— Brief —
Reproduce every entry exactly and leave its pictures out.

——————————

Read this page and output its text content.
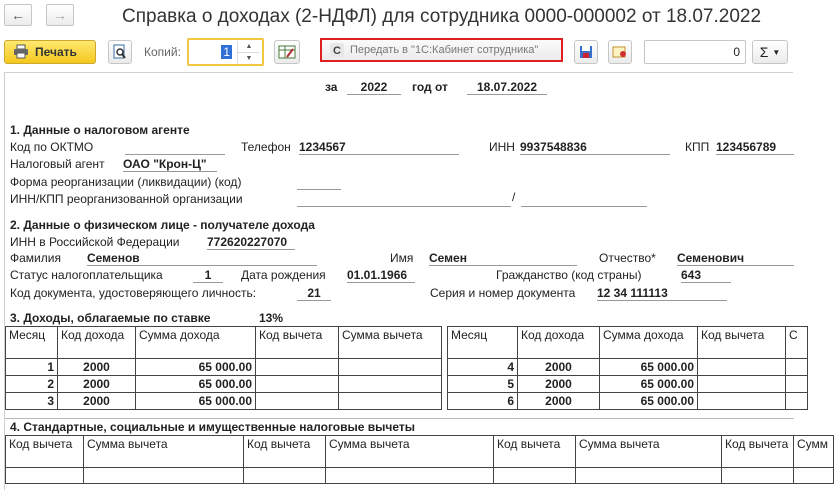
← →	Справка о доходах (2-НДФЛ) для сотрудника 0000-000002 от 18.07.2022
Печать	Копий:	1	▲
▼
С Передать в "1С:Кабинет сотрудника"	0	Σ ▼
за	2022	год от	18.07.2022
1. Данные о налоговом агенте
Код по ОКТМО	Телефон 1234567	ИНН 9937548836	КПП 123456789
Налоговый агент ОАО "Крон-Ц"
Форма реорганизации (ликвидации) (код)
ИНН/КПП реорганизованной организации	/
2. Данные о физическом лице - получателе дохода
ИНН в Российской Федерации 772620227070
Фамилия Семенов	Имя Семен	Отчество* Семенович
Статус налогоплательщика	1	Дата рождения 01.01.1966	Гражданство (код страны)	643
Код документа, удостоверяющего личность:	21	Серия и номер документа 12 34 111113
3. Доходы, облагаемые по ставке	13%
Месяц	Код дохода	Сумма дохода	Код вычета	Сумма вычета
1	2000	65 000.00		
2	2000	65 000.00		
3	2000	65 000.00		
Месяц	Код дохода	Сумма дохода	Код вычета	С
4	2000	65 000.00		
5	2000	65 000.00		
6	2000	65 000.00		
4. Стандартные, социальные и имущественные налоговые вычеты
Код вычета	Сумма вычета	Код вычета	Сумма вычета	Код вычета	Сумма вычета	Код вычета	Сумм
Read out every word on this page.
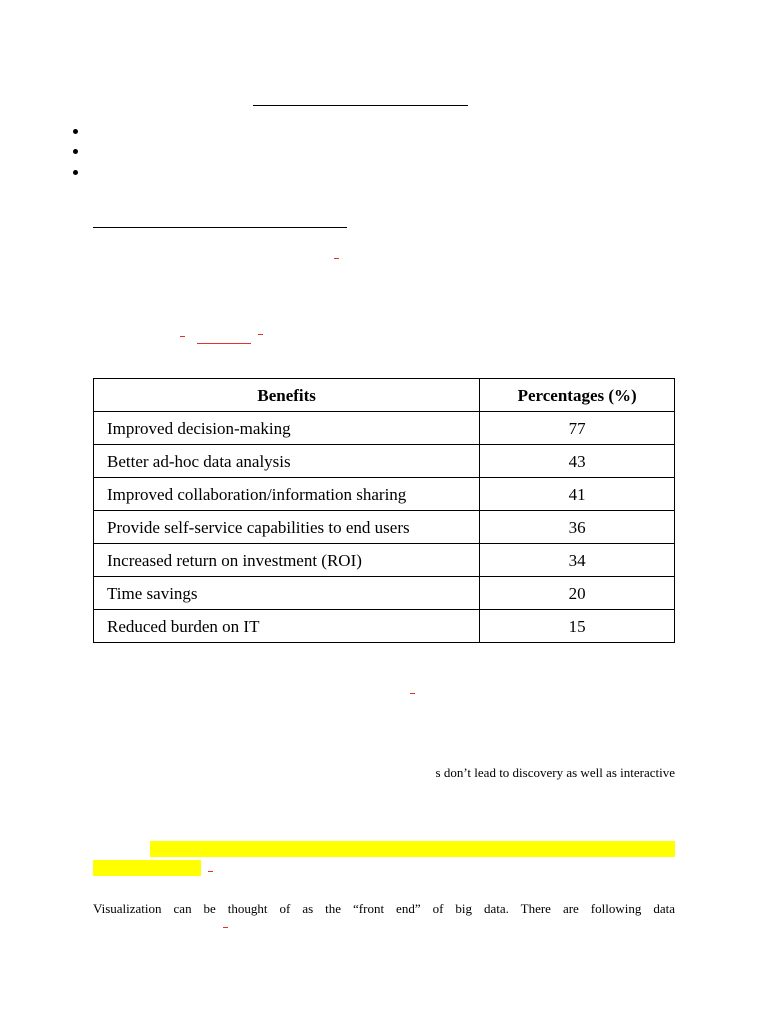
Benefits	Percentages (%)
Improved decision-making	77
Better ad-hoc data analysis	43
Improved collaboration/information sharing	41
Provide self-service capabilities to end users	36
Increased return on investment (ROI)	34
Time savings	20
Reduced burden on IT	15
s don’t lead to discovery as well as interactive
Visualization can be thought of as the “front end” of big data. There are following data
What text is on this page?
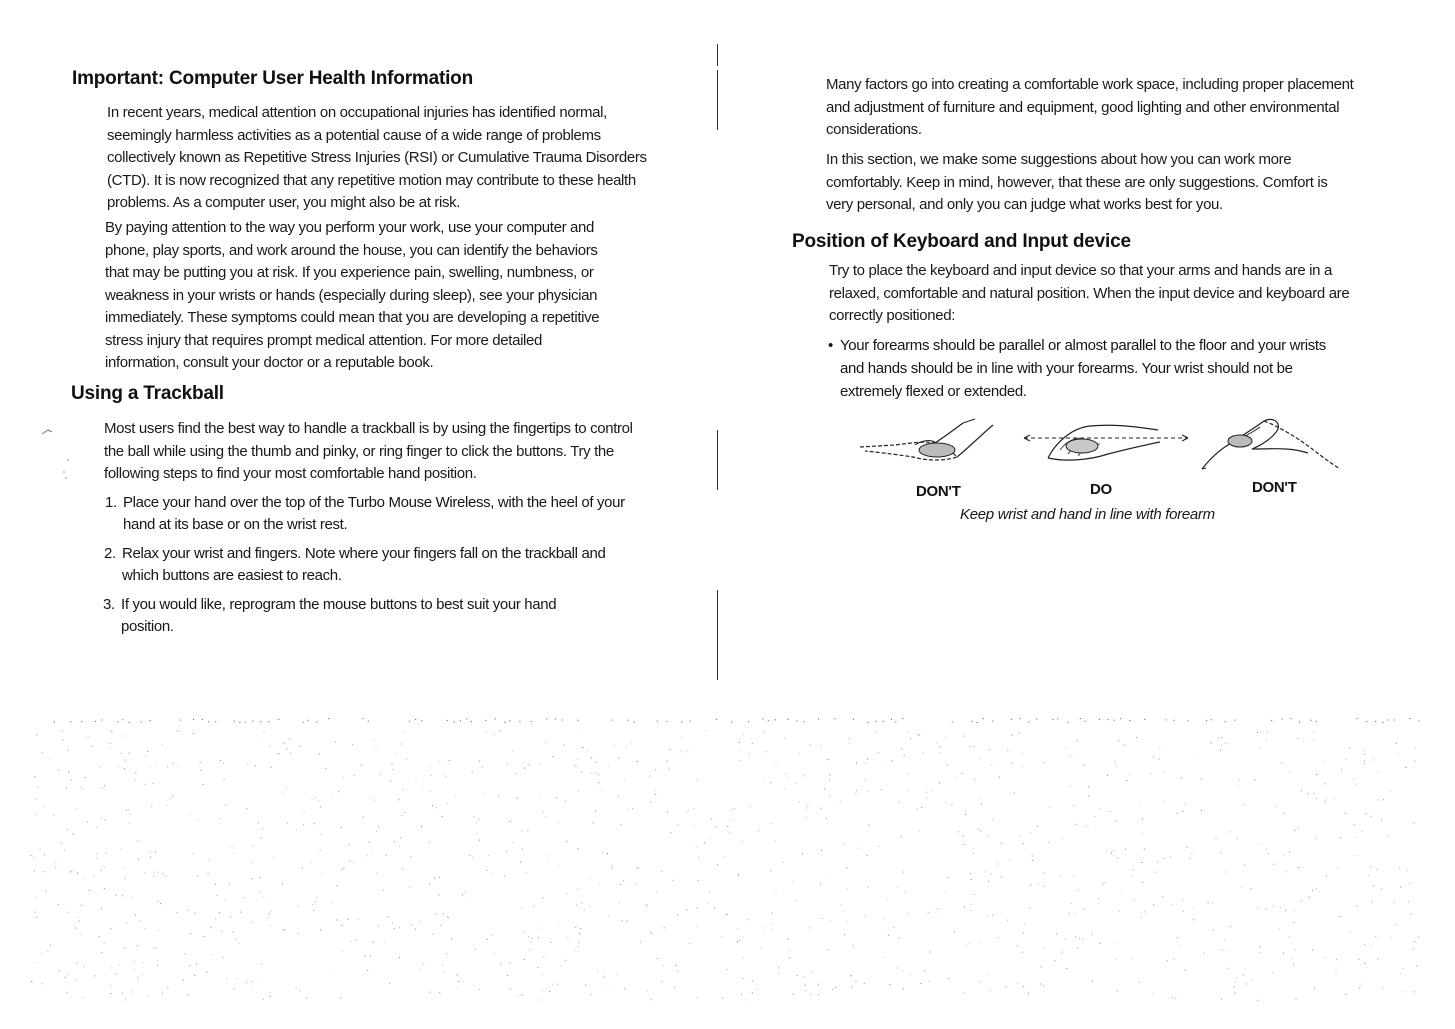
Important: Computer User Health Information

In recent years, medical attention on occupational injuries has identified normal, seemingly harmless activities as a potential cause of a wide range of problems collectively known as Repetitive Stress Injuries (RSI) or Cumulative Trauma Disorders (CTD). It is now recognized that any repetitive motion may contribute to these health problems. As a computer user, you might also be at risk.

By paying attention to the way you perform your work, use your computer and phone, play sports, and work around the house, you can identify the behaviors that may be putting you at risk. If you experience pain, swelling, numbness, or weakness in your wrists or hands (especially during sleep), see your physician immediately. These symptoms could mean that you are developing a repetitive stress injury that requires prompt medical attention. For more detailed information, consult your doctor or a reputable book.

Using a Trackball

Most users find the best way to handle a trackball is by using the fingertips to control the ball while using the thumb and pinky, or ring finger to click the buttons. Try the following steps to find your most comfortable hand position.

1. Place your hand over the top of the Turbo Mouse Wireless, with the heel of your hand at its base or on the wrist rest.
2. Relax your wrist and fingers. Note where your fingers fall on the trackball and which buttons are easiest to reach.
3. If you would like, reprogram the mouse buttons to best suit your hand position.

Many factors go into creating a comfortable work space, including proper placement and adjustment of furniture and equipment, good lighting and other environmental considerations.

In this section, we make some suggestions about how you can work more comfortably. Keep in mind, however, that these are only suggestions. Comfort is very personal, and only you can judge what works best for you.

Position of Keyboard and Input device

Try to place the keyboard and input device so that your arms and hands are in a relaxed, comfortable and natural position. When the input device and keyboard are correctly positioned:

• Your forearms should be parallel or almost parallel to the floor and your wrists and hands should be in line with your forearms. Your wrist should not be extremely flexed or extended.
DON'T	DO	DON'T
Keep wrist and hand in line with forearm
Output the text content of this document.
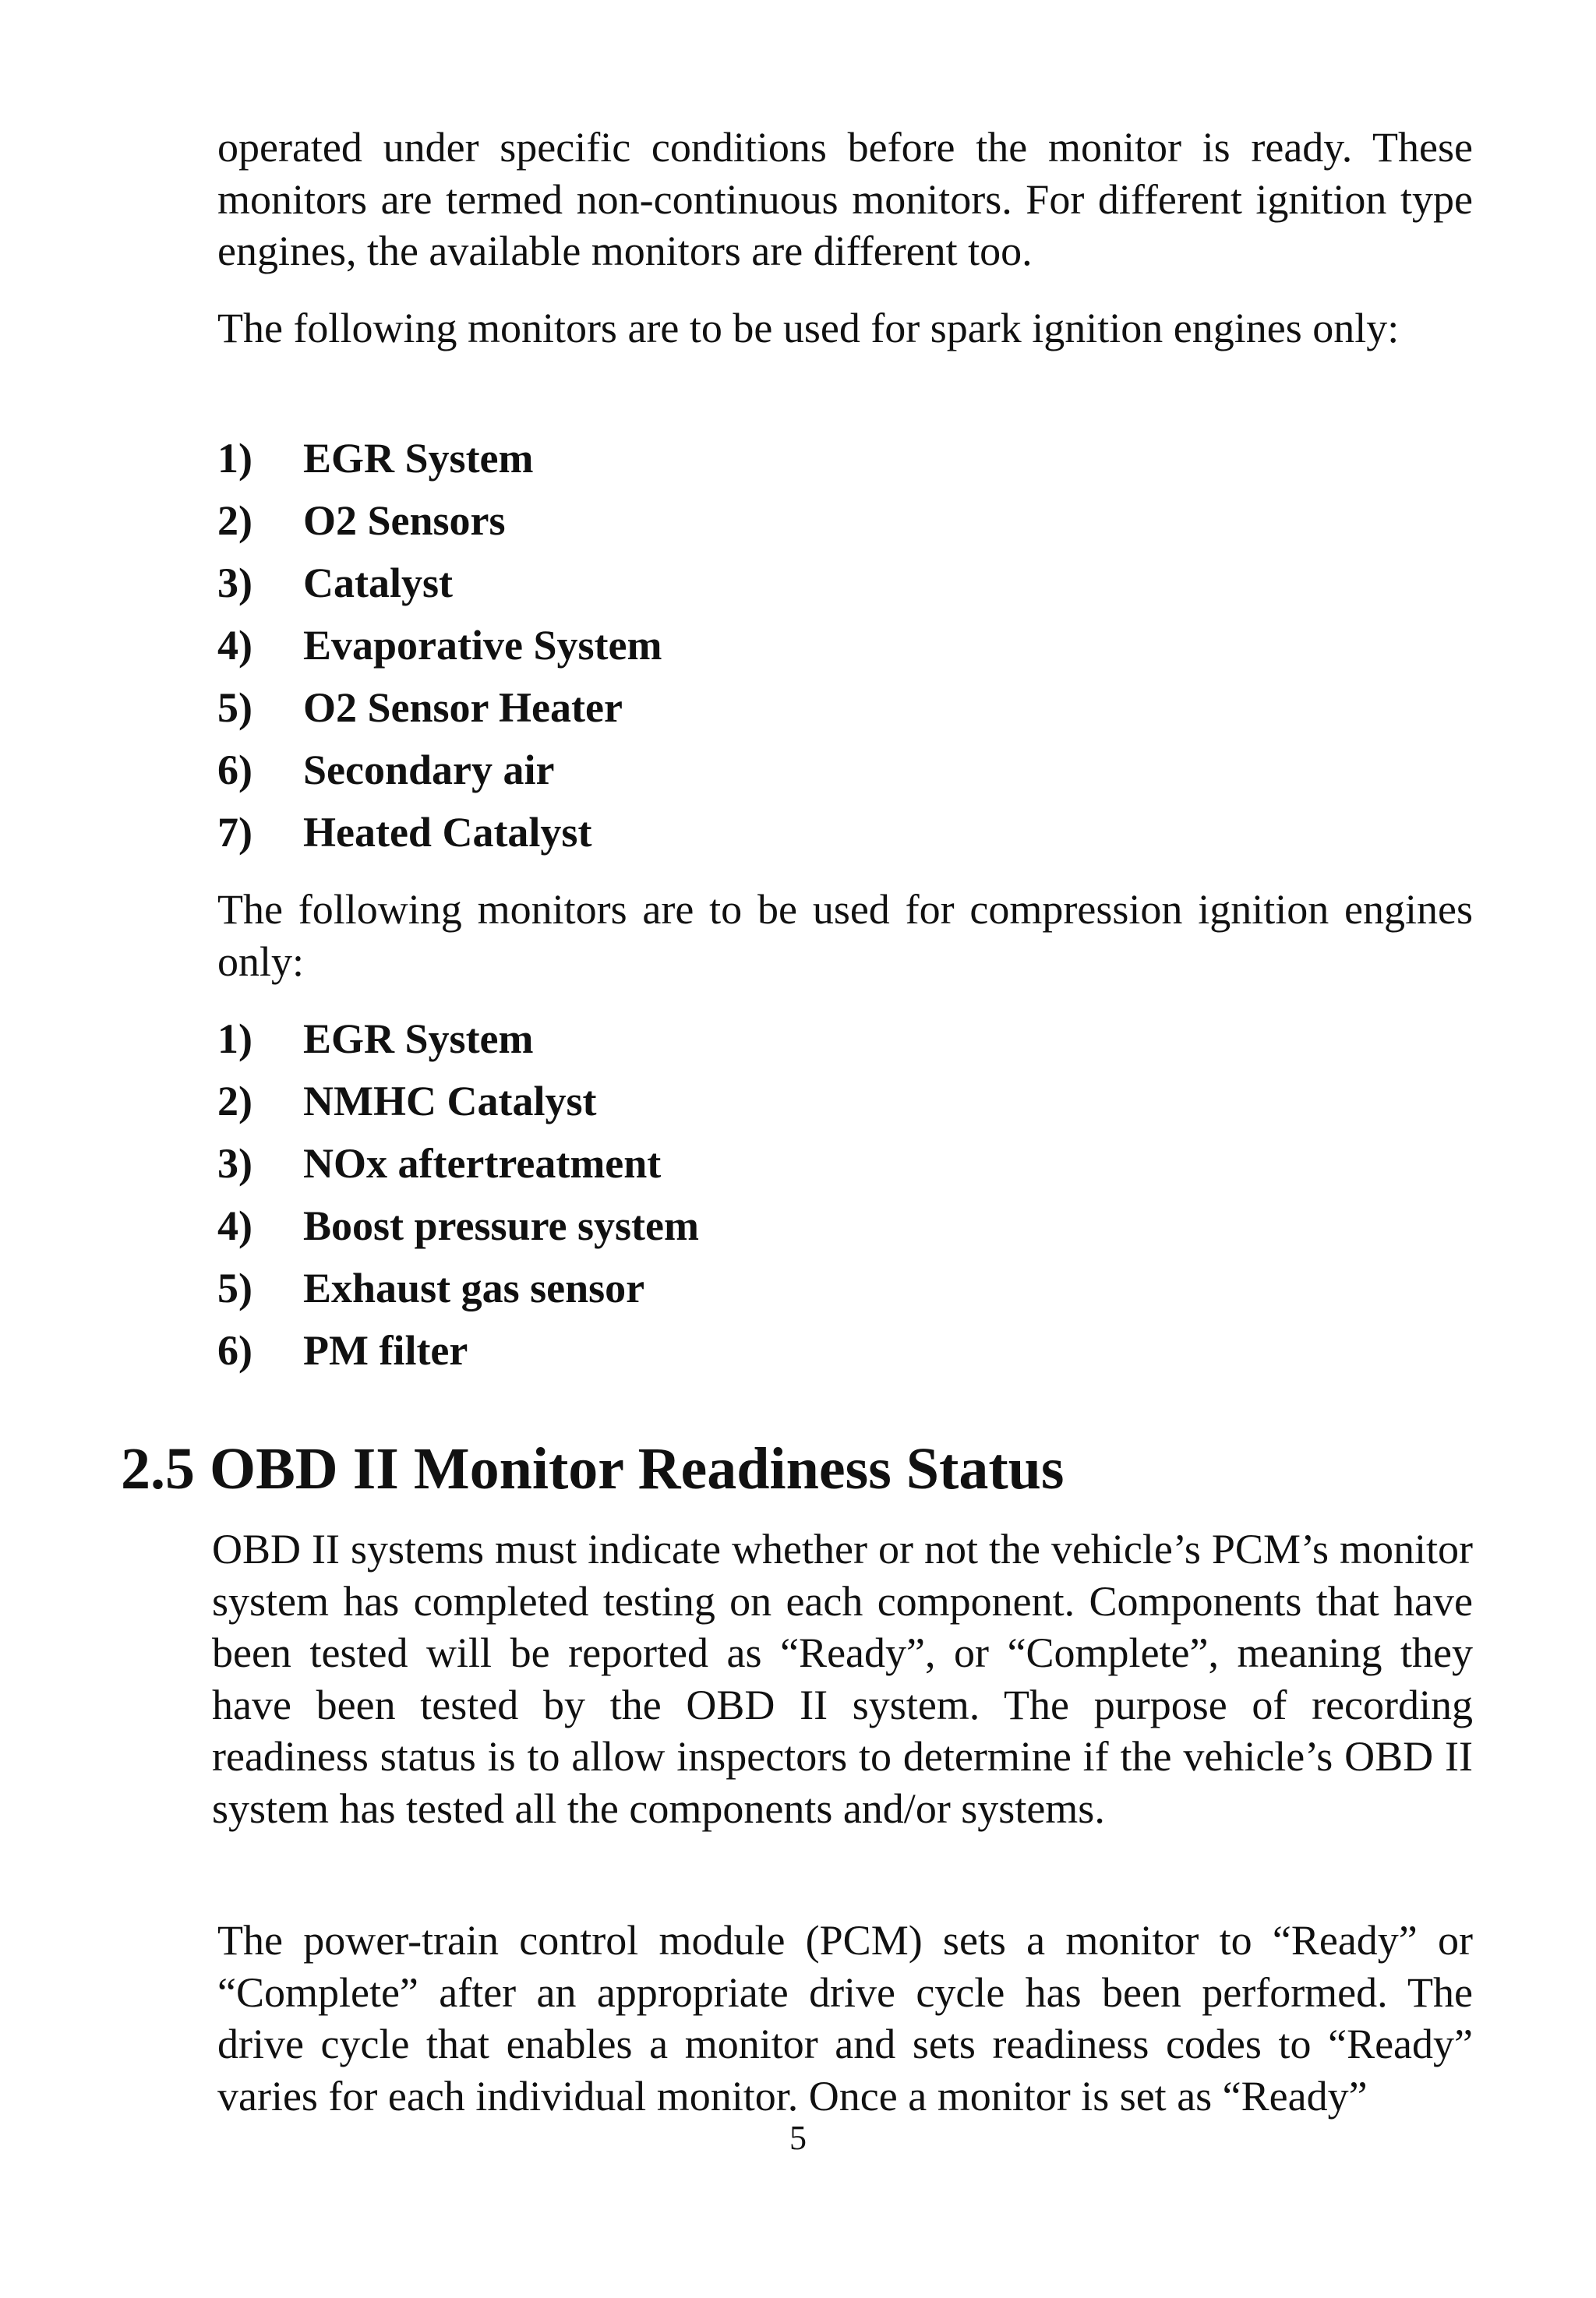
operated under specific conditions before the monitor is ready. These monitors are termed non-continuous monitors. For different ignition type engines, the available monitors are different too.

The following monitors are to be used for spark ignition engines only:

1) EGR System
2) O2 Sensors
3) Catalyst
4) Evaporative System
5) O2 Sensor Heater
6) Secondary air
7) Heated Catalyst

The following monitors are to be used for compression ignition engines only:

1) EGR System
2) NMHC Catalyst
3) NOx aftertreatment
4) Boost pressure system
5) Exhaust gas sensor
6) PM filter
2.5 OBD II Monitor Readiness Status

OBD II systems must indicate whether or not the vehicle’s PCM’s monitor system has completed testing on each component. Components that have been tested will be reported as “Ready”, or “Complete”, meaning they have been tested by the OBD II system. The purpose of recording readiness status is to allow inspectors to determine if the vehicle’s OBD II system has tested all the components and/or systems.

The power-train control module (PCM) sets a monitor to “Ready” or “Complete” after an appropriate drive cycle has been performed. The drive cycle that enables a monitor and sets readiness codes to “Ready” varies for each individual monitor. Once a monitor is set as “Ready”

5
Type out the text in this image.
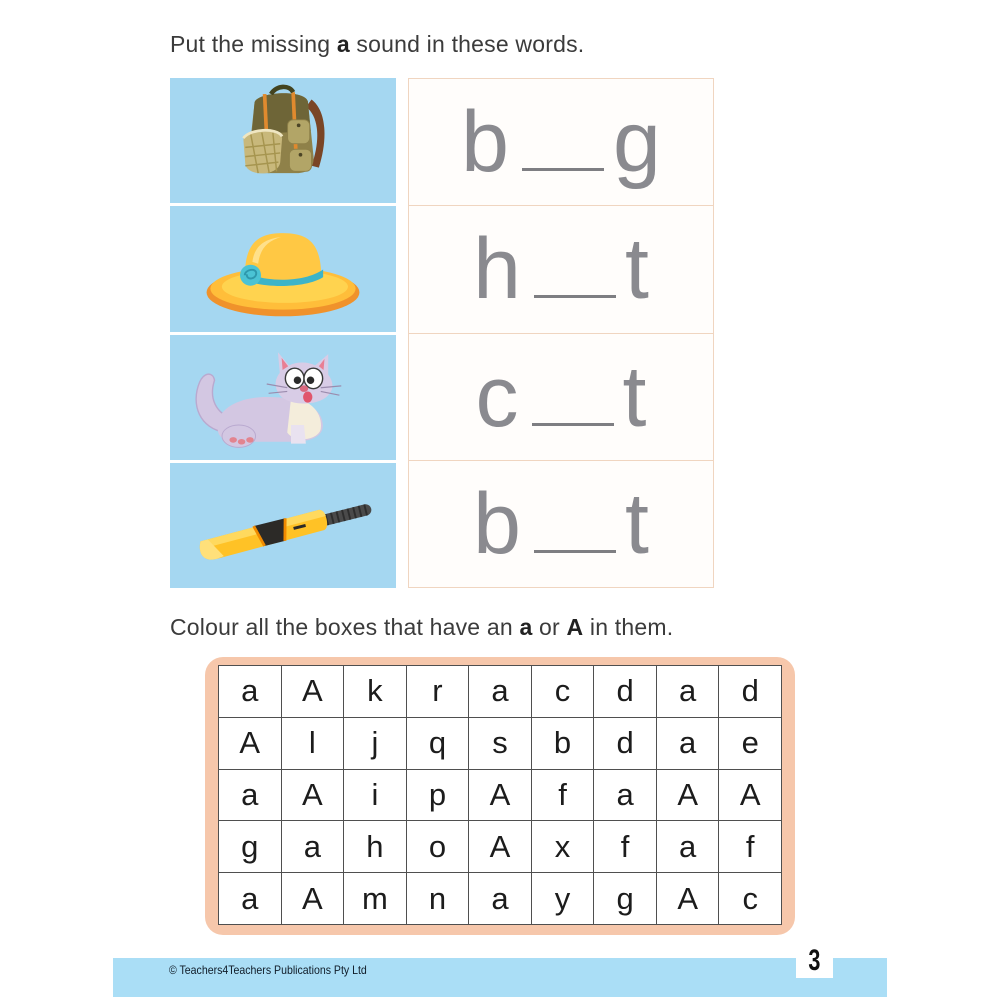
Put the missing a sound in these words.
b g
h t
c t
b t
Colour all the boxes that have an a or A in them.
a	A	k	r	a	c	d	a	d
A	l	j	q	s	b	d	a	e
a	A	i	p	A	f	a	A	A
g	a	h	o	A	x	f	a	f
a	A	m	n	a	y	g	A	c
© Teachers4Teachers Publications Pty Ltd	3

——————————

— Exercise result —
Read this page and output its text content.
← →	Справка о доходах (2-НДФЛ) для сотрудника 0000-000002 от 18.07.2022
Печать	Копий:	1	▲
▼
С Передать в "1С:Кабинет сотрудника"	0	Σ ▼
за	2022	год от	18.07.2022
1. Данные о налоговом агенте
Код по ОКТМО	Телефон 1234567	ИНН 9937548836	КПП 123456789
Налоговый агент ОАО "Крон-Ц"
Форма реорганизации (ликвидации) (код)
ИНН/КПП реорганизованной организации	/
2. Данные о физическом лице - получателе дохода
ИНН в Российской Федерации 772620227070
Фамилия Семенов	Имя Семен	Отчество* Семенович
Статус налогоплательщика	1	Дата рождения 01.01.1966	Гражданство (код страны)	643
Код документа, удостоверяющего личность:	21	Серия и номер документа 12 34 111113
3. Доходы, облагаемые по ставке	13%
Месяц	Код дохода	Сумма дохода	Код вычета	Сумма вычета
1	2000	65 000.00		
2	2000	65 000.00		
3	2000	65 000.00		
Месяц	Код дохода	Сумма дохода	Код вычета	С
4	2000	65 000.00		
5	2000	65 000.00		
6	2000	65 000.00		
4. Стандартные, социальные и имущественные налоговые вычеты
Код вычета	Сумма вычета	Код вычета	Сумма вычета	Код вычета	Сумма вычета	Код вычета	Сумм
Read out every word on this page.
Benefits	Percentages (%)
Improved decision-making	77
Better ad-hoc data analysis	43
Improved collaboration/information sharing	41
Provide self-service capabilities to end users	36
Increased return on investment (ROI)	34
Time savings	20
Reduced burden on IT	15
s don’t lead to discovery as well as interactive
Visualization can be thought of as the “front end” of big data. There are following data
What text is on this page?
Important: Computer User Health Information

In recent years, medical attention on occupational injuries has identified normal, seemingly harmless activities as a potential cause of a wide range of problems collectively known as Repetitive Stress Injuries (RSI) or Cumulative Trauma Disorders (CTD). It is now recognized that any repetitive motion may contribute to these health problems. As a computer user, you might also be at risk.

By paying attention to the way you perform your work, use your computer and phone, play sports, and work around the house, you can identify the behaviors that may be putting you at risk. If you experience pain, swelling, numbness, or weakness in your wrists or hands (especially during sleep), see your physician immediately. These symptoms could mean that you are developing a repetitive stress injury that requires prompt medical attention. For more detailed information, consult your doctor or a reputable book.

Using a Trackball

Most users find the best way to handle a trackball is by using the fingertips to control the ball while using the thumb and pinky, or ring finger to click the buttons. Try the following steps to find your most comfortable hand position.

1. Place your hand over the top of the Turbo Mouse Wireless, with the heel of your hand at its base or on the wrist rest.
2. Relax your wrist and fingers. Note where your fingers fall on the trackball and which buttons are easiest to reach.
3. If you would like, reprogram the mouse buttons to best suit your hand position.

Many factors go into creating a comfortable work space, including proper placement and adjustment of furniture and equipment, good lighting and other environmental considerations.

In this section, we make some suggestions about how you can work more comfortably. Keep in mind, however, that these are only suggestions. Comfort is very personal, and only you can judge what works best for you.

Position of Keyboard and Input device

Try to place the keyboard and input device so that your arms and hands are in a relaxed, comfortable and natural position. When the input device and keyboard are correctly positioned:

• Your forearms should be parallel or almost parallel to the floor and your wrists and hands should be in line with your forearms. Your wrist should not be extremely flexed or extended.
DON'T	DO	DON'T
Keep wrist and hand in line with forearm
Output the text content of this document.
operated under specific conditions before the monitor is ready. These monitors are termed non-continuous monitors. For different ignition type engines, the available monitors are different too.

The following monitors are to be used for spark ignition engines only:

1) EGR System
2) O2 Sensors
3) Catalyst
4) Evaporative System
5) O2 Sensor Heater
6) Secondary air
7) Heated Catalyst

The following monitors are to be used for compression ignition engines only:

1) EGR System
2) NMHC Catalyst
3) NOx aftertreatment
4) Boost pressure system
5) Exhaust gas sensor
6) PM filter
2.5 OBD II Monitor Readiness Status

OBD II systems must indicate whether or not the vehicle’s PCM’s monitor system has completed testing on each component. Components that have been tested will be reported as “Ready”, or “Complete”, meaning they have been tested by the OBD II system. The purpose of recording readiness status is to allow inspectors to determine if the vehicle’s OBD II system has tested all the components and/or systems.

The power-train control module (PCM) sets a monitor to “Ready” or “Complete” after an appropriate drive cycle has been performed. The drive cycle that enables a monitor and sets readiness codes to “Ready” varies for each individual monitor. Once a monitor is set as “Ready”

5
Type out the text in this image.
Put the missing a sound in these words.
b g
h t
c t
b t
Colour all the boxes that have an a or A in them.
a	A	k	r	a	c	d	a	d
A	l	j	q	s	b	d	a	e
a	A	i	p	A	f	a	A	A
g	a	h	o	A	x	f	a	f
a	A	m	n	a	y	g	A	c
© Teachers4Teachers Publications Pty Ltd	3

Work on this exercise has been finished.